▸ Records to process:

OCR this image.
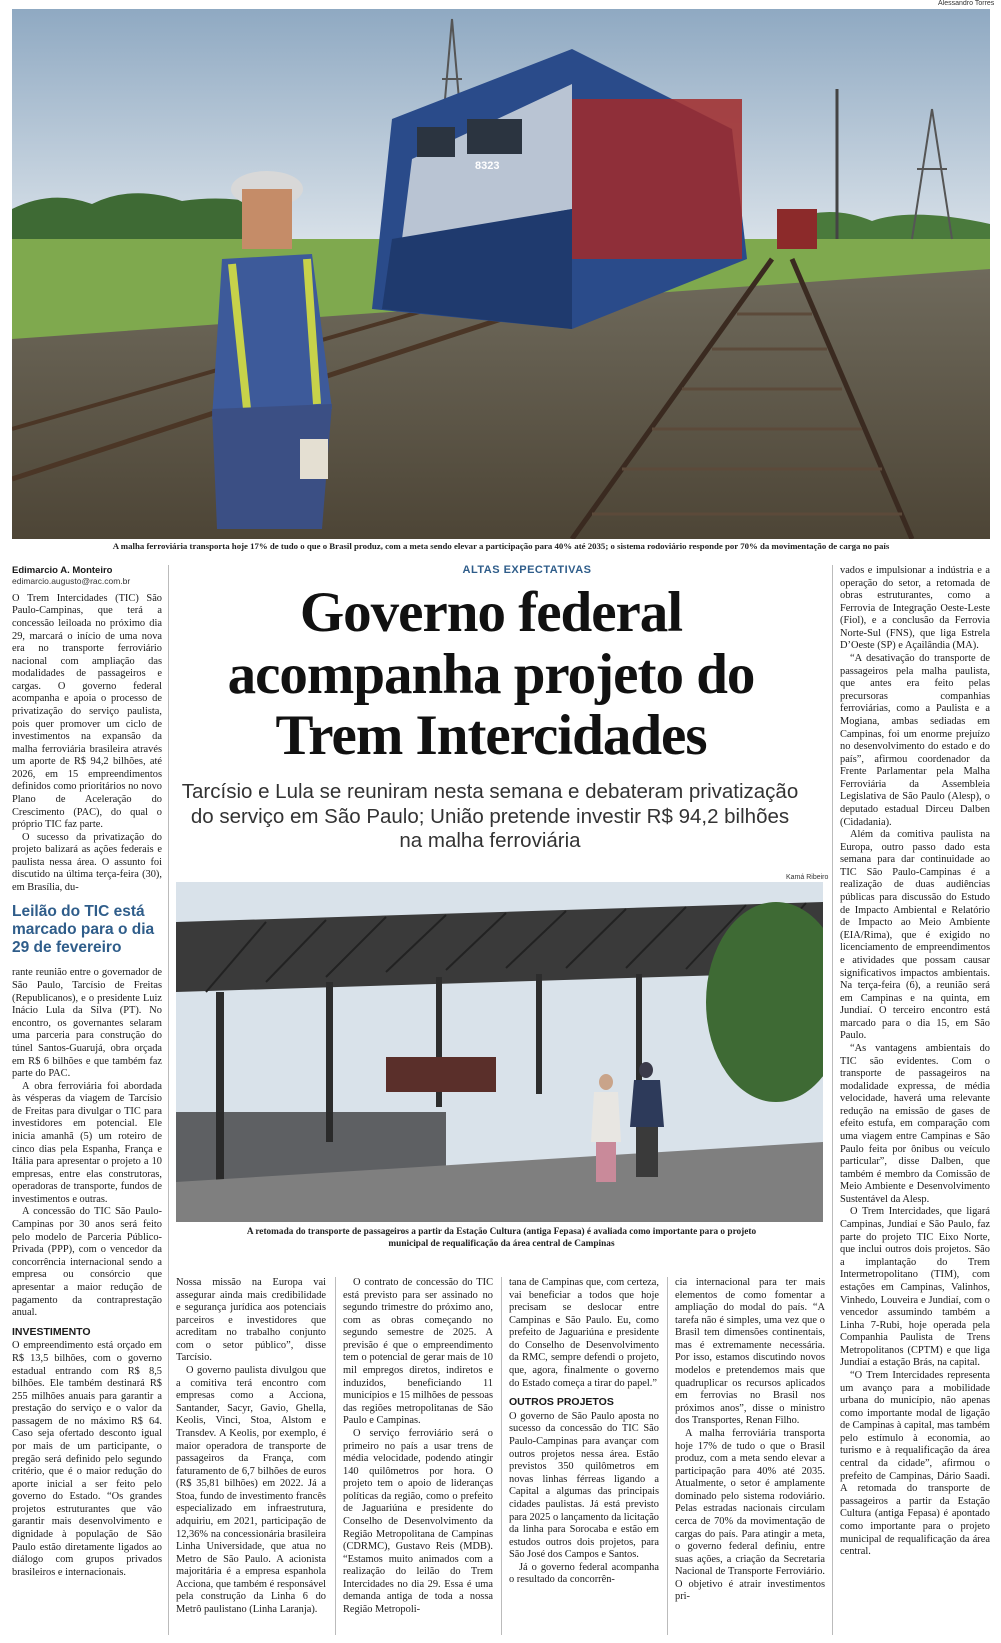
Alessandro Torres
8323
A malha ferroviária transporta hoje 17% de tudo o que o Brasil produz, com a meta sendo elevar a participação para 40% até 2035; o sistema rodoviário responde por 70% da movimentação de carga no país
Edimarcio A. Monteiro
edimarcio.augusto@rac.com.br

O Trem Intercidades (TIC) São Paulo-Campinas, que terá a concessão leiloada no próximo dia 29, marcará o início de uma nova era no transporte ferroviário nacional com ampliação das modalidades de passageiros e cargas. O governo federal acompanha e apoia o processo de privatização do serviço paulista, pois quer promover um ciclo de investimentos na expansão da malha ferroviária brasileira através um aporte de R$ 94,2 bilhões, até 2026, em 15 empreendimentos definidos como prioritários no novo Plano de Aceleração do Crescimento (PAC), do qual o próprio TIC faz parte.

O sucesso da privatização do projeto balizará as ações federais e paulista nessa área. O assunto foi discutido na última terça-feira (30), em Brasília, du-

Leilão do TIC está marcado para o dia 29 de fevereiro

rante reunião entre o governador de São Paulo, Tarcísio de Freitas (Republicanos), e o presidente Luiz Inácio Lula da Silva (PT). No encontro, os governantes selaram uma parceria para construção do túnel Santos-Guarujá, obra orçada em R$ 6 bilhões e que também faz parte do PAC.

A obra ferroviária foi abordada às vésperas da viagem de Tarcísio de Freitas para divulgar o TIC para investidores em potencial. Ele inicia amanhã (5) um roteiro de cinco dias pela Espanha, França e Itália para apresentar o projeto a 10 empresas, entre elas construtoras, operadoras de transporte, fundos de investimentos e outras.

A concessão do TIC São Paulo-Campinas por 30 anos será feito pelo modelo de Parceria Público-Privada (PPP), com o vencedor da concorrência internacional sendo a empresa ou consórcio que apresentar a maior redução de pagamento da contraprestação anual.

INVESTIMENTO

O empreendimento está orçado em R$ 13,5 bilhões, com o governo estadual entrando com R$ 8,5 bilhões. Ele também destinará R$ 255 milhões anuais para garantir a prestação do serviço e o valor da passagem de no máximo R$ 64. Caso seja ofertado desconto igual por mais de um participante, o pregão será definido pelo segundo critério, que é o maior redução do aporte inicial a ser feito pelo governo do Estado. “Os grandes projetos estruturantes que vão garantir mais desenvolvimento e dignidade à população de São Paulo estão diretamente ligados ao diálogo com grupos privados brasileiros e internacionais.

ALTAS EXPECTATIVAS
Governo federal acompanha projeto do Trem Intercidades
Tarcísio e Lula se reuniram nesta semana e debateram privatização do serviço em São Paulo; União pretende investir R$ 94,2 bilhões na malha ferroviária
Kamá Ribeiro
A retomada do transporte de passageiros a partir da Estação Cultura (antiga Fepasa) é avaliada como importante para o projeto municipal de requalificação da área central de Campinas

Nossa missão na Europa vai assegurar ainda mais credibilidade e segurança jurídica aos potenciais parceiros e investidores que acreditam no trabalho conjunto com o setor público”, disse Tarcísio.

O governo paulista divulgou que a comitiva terá encontro com empresas como a Acciona, Santander, Sacyr, Gavio, Ghella, Keolis, Vinci, Stoa, Alstom e Transdev. A Keolis, por exemplo, é maior operadora de transporte de passageiros da França, com faturamento de 6,7 bilhões de euros (R$ 35,81 bilhões) em 2022. Já a Stoa, fundo de investimento francês especializado em infraestrutura, adquiriu, em 2021, participação de 12,36% na concessionária brasileira Linha Universidade, que atua no Metro de São Paulo. A acionista majoritária é a empresa espanhola Acciona, que também é responsável pela construção da Linha 6 do Metrô paulistano (Linha Laranja).

O contrato de concessão do TIC está previsto para ser assinado no segundo trimestre do próximo ano, com as obras começando no segundo semestre de 2025. A previsão é que o empreendimento tem o potencial de gerar mais de 10 mil empregos diretos, indiretos e induzidos, beneficiando 11 municípios e 15 milhões de pessoas das regiões metropolitanas de São Paulo e Campinas.

O serviço ferroviário será o primeiro no país a usar trens de média velocidade, podendo atingir 140 quilômetros por hora. O projeto tem o apoio de lideranças políticas da região, como o prefeito de Jaguariúna e presidente do Conselho de Desenvolvimento da Região Metropolitana de Campinas (CDRMC), Gustavo Reis (MDB). “Estamos muito animados com a realização do leilão do Trem Intercidades no dia 29. Essa é uma demanda antiga de toda a nossa Região Metropoli-

tana de Campinas que, com certeza, vai beneficiar a todos que hoje precisam se deslocar entre Campinas e São Paulo. Eu, como prefeito de Jaguariúna e presidente do Conselho de Desenvolvimento da RMC, sempre defendi o projeto, que, agora, finalmente o governo do Estado começa a tirar do papel.”

OUTROS PROJETOS

O governo de São Paulo aposta no sucesso da concessão do TIC São Paulo-Campinas para avançar com outros projetos nessa área. Estão previstos 350 quilômetros em novas linhas férreas ligando a Capital a algumas das principais cidades paulistas. Já está previsto para 2025 o lançamento da licitação da linha para Sorocaba e estão em estudos outros dois projetos, para São José dos Campos e Santos.

Já o governo federal acompanha o resultado da concorrên-

cia internacional para ter mais elementos de como fomentar a ampliação do modal do país. “A tarefa não é simples, uma vez que o Brasil tem dimensões continentais, mas é extremamente necessária. Por isso, estamos discutindo novos modelos e pretendemos mais que quadruplicar os recursos aplicados em ferrovias no Brasil nos próximos anos”, disse o ministro dos Transportes, Renan Filho.

A malha ferroviária transporta hoje 17% de tudo o que o Brasil produz, com a meta sendo elevar a participação para 40% até 2035. Atualmente, o setor é amplamente dominado pelo sistema rodoviário. Pelas estradas nacionais circulam cerca de 70% da movimentação de cargas do país. Para atingir a meta, o governo federal definiu, entre suas ações, a criação da Secretaria Nacional de Transporte Ferroviário. O objetivo é atrair investimentos pri-

vados e impulsionar a indústria e a operação do setor, a retomada de obras estruturantes, como a Ferrovia de Integração Oeste-Leste (Fiol), e a conclusão da Ferrovia Norte-Sul (FNS), que liga Estrela D’Oeste (SP) e Açailândia (MA).

“A desativação do transporte de passageiros pela malha paulista, que antes era feito pelas precursoras companhias ferroviárias, como a Paulista e a Mogiana, ambas sediadas em Campinas, foi um enorme prejuízo no desenvolvimento do estado e do país”, afirmou coordenador da Frente Parlamentar pela Malha Ferroviária da Assembleia Legislativa de São Paulo (Alesp), o deputado estadual Dirceu Dalben (Cidadania).

Além da comitiva paulista na Europa, outro passo dado esta semana para dar continuidade ao TIC São Paulo-Campinas é a realização de duas audiências públicas para discussão do Estudo de Impacto Ambiental e Relatório de Impacto ao Meio Ambiente (EIA/Rima), que é exigido no licenciamento de empreendimentos e atividades que possam causar significativos impactos ambientais. Na terça-feira (6), a reunião será em Campinas e na quinta, em Jundiaí. O terceiro encontro está marcado para o dia 15, em São Paulo.

“As vantagens ambientais do TIC são evidentes. Com o transporte de passageiros na modalidade expressa, de média velocidade, haverá uma relevante redução na emissão de gases de efeito estufa, em comparação com uma viagem entre Campinas e São Paulo feita por ônibus ou veículo particular”, disse Dalben, que também é membro da Comissão de Meio Ambiente e Desenvolvimento Sustentável da Alesp.

O Trem Intercidades, que ligará Campinas, Jundiaí e São Paulo, faz parte do projeto TIC Eixo Norte, que inclui outros dois projetos. São a implantação do Trem Intermetropolitano (TIM), com estações em Campinas, Valinhos, Vinhedo, Louveira e Jundiaí, com o vencedor assumindo também a Linha 7-Rubi, hoje operada pela Companhia Paulista de Trens Metropolitanos (CPTM) e que liga Jundiaí a estação Brás, na capital.

“O Trem Intercidades representa um avanço para a mobilidade urbana do município, não apenas como importante modal de ligação de Campinas à capital, mas também pelo estímulo à economia, ao turismo e à requalificação da área central da cidade”, afirmou o prefeito de Campinas, Dário Saadi. A retomada do transporte de passageiros a partir da Estação Cultura (antiga Fepasa) é apontado como importante para o projeto municipal de requalificação da área central.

▸ Given exercise: Determine the number of lines in the records that include the string "Lula", and respond with that number only.

▸ Solution to this problem: 2